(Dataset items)
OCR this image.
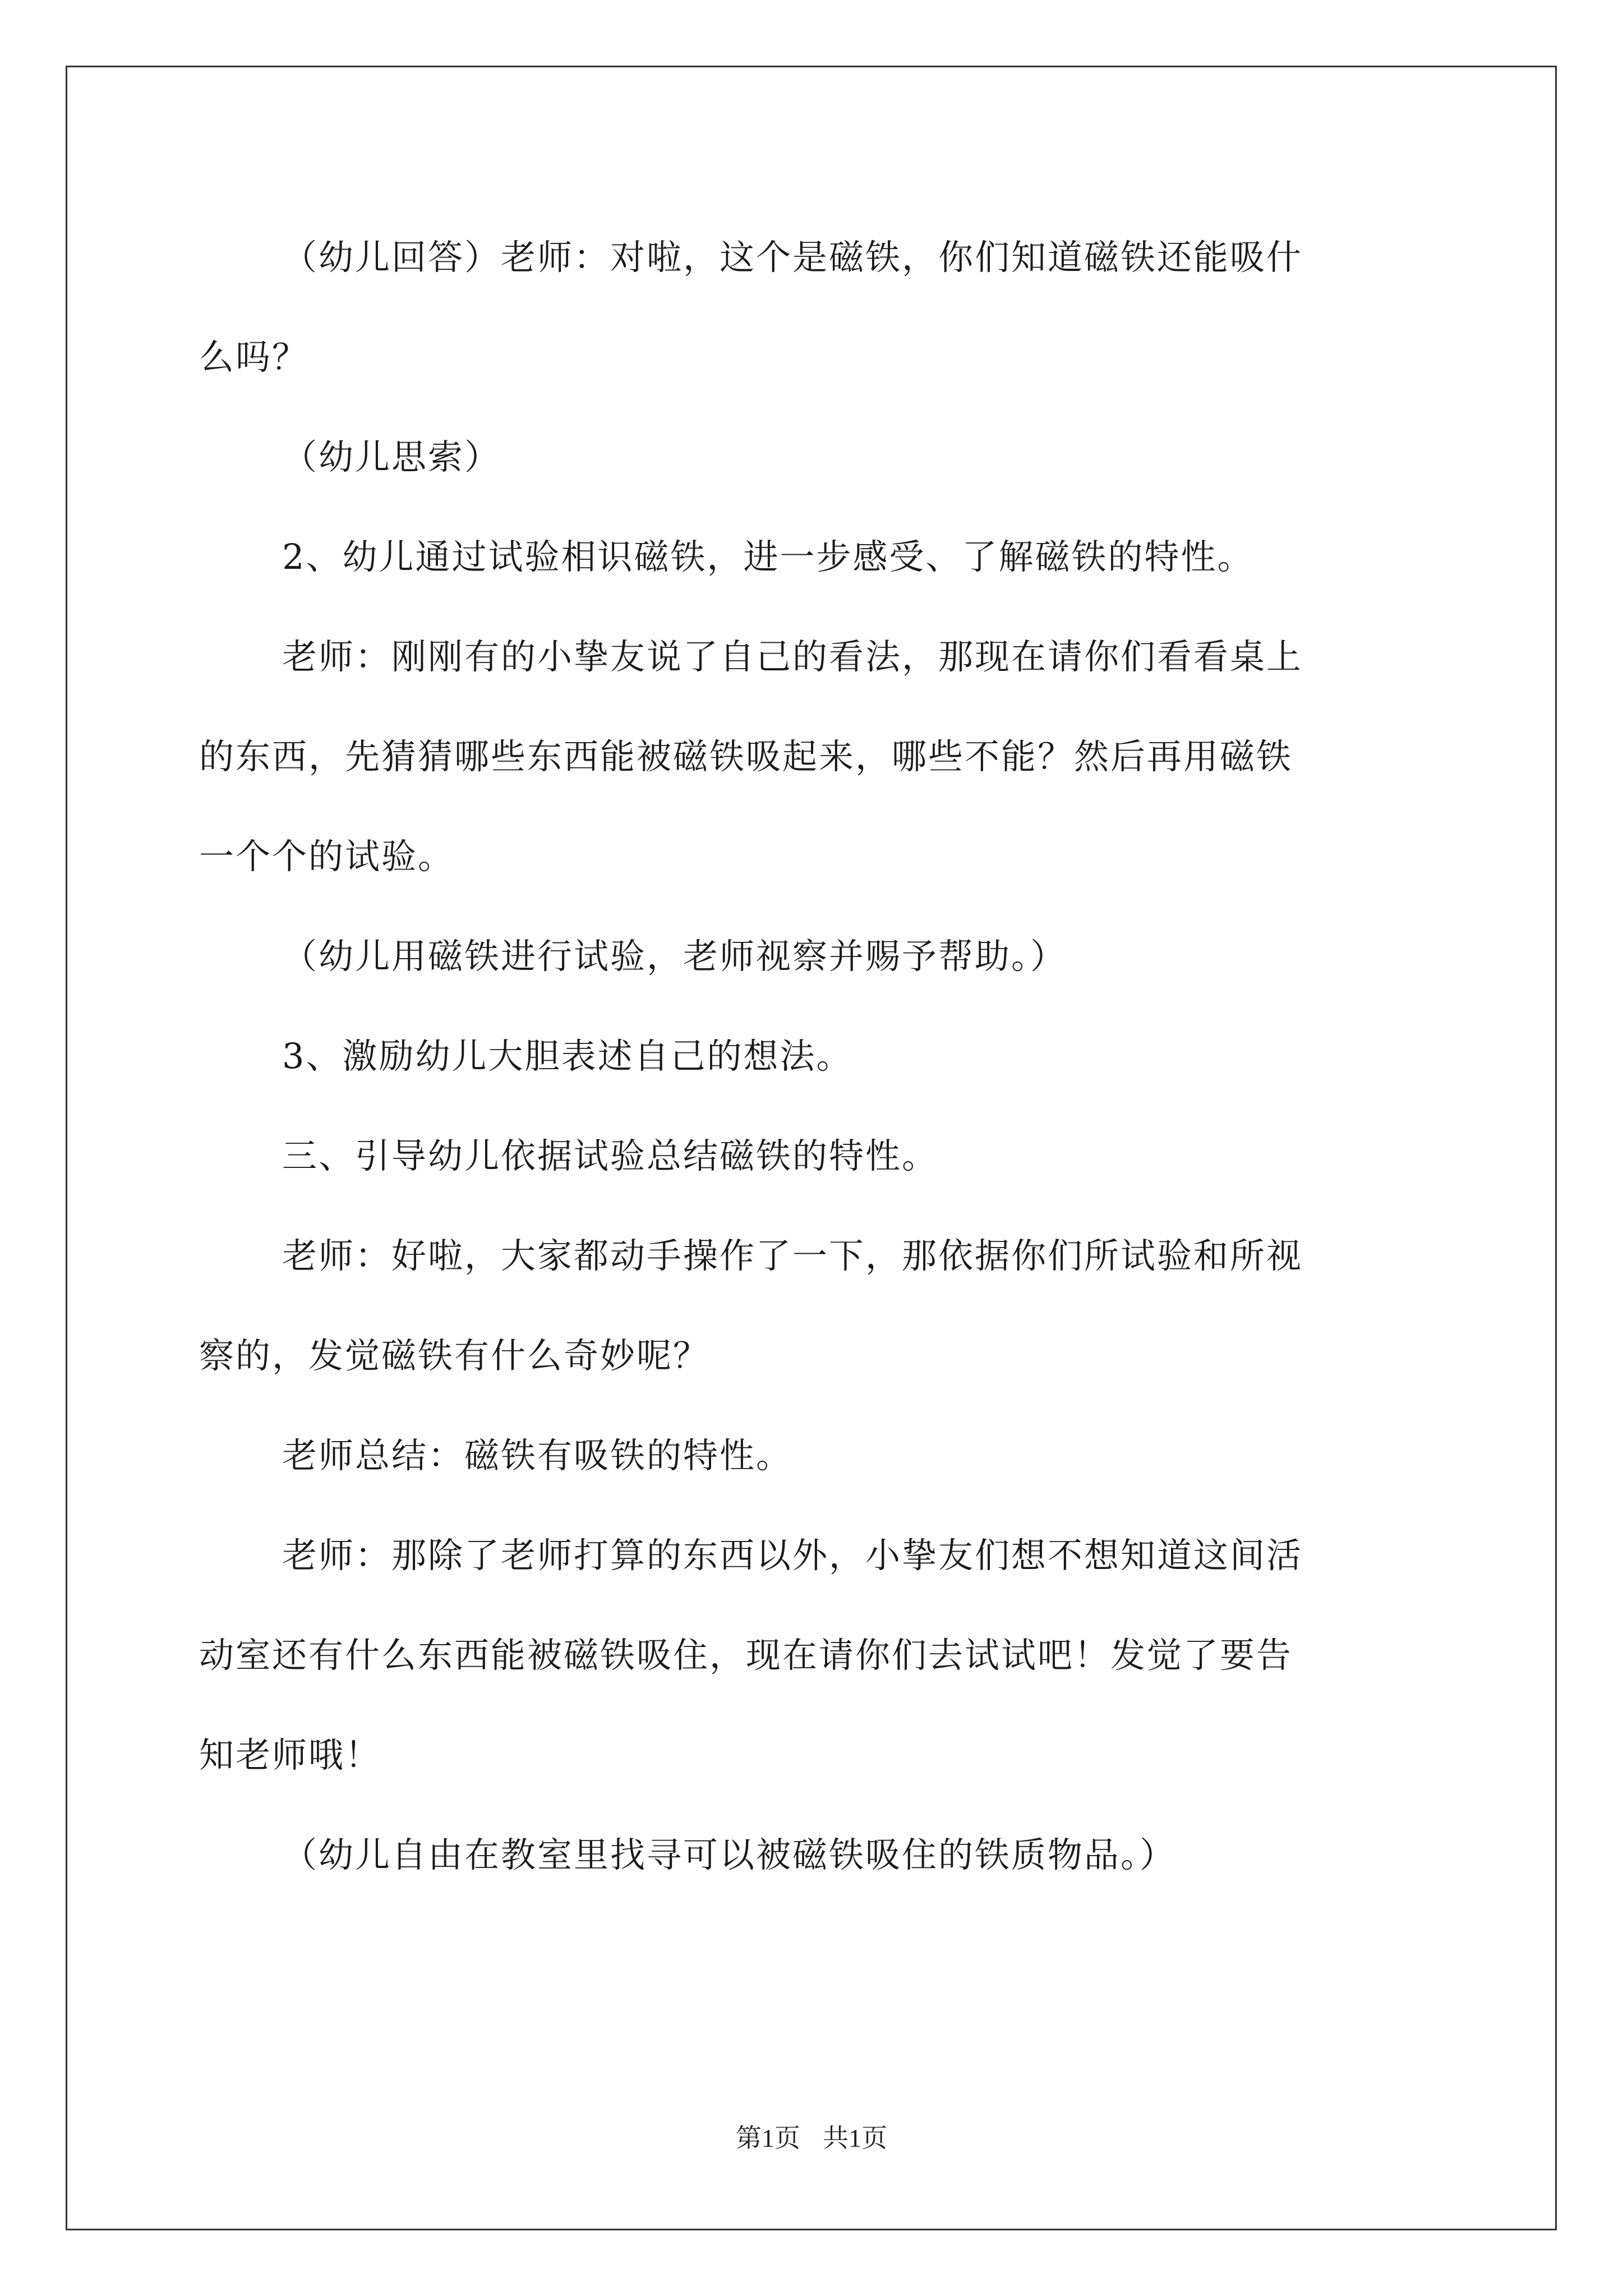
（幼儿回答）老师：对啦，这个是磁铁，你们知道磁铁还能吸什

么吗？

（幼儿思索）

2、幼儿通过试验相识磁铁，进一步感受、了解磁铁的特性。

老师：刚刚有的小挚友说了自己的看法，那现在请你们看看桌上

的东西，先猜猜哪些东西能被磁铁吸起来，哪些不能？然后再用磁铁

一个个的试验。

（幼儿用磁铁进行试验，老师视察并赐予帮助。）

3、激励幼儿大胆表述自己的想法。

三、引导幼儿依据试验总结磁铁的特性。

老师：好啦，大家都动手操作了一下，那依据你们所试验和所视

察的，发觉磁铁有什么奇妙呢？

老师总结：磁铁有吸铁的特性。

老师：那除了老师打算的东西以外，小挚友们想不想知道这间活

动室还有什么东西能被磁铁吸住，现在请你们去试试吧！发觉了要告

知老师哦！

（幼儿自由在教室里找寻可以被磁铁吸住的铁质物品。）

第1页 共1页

- _Problem to work on_:
Reproduce every entry exactly, but omit each picture.

- _Response_:
OCR this image.
（幼儿回答）老师：对啦，这个是磁铁，你们知道磁铁还能吸什

么吗？

（幼儿思索）

2、幼儿通过试验相识磁铁，进一步感受、了解磁铁的特性。

老师：刚刚有的小挚友说了自己的看法，那现在请你们看看桌上

的东西，先猜猜哪些东西能被磁铁吸起来，哪些不能？然后再用磁铁

一个个的试验。

（幼儿用磁铁进行试验，老师视察并赐予帮助。）

3、激励幼儿大胆表述自己的想法。

三、引导幼儿依据试验总结磁铁的特性。

老师：好啦，大家都动手操作了一下，那依据你们所试验和所视

察的，发觉磁铁有什么奇妙呢？

老师总结：磁铁有吸铁的特性。

老师：那除了老师打算的东西以外，小挚友们想不想知道这间活

动室还有什么东西能被磁铁吸住，现在请你们去试试吧！发觉了要告

知老师哦！

（幼儿自由在教室里找寻可以被磁铁吸住的铁质物品。）

第1页 共1页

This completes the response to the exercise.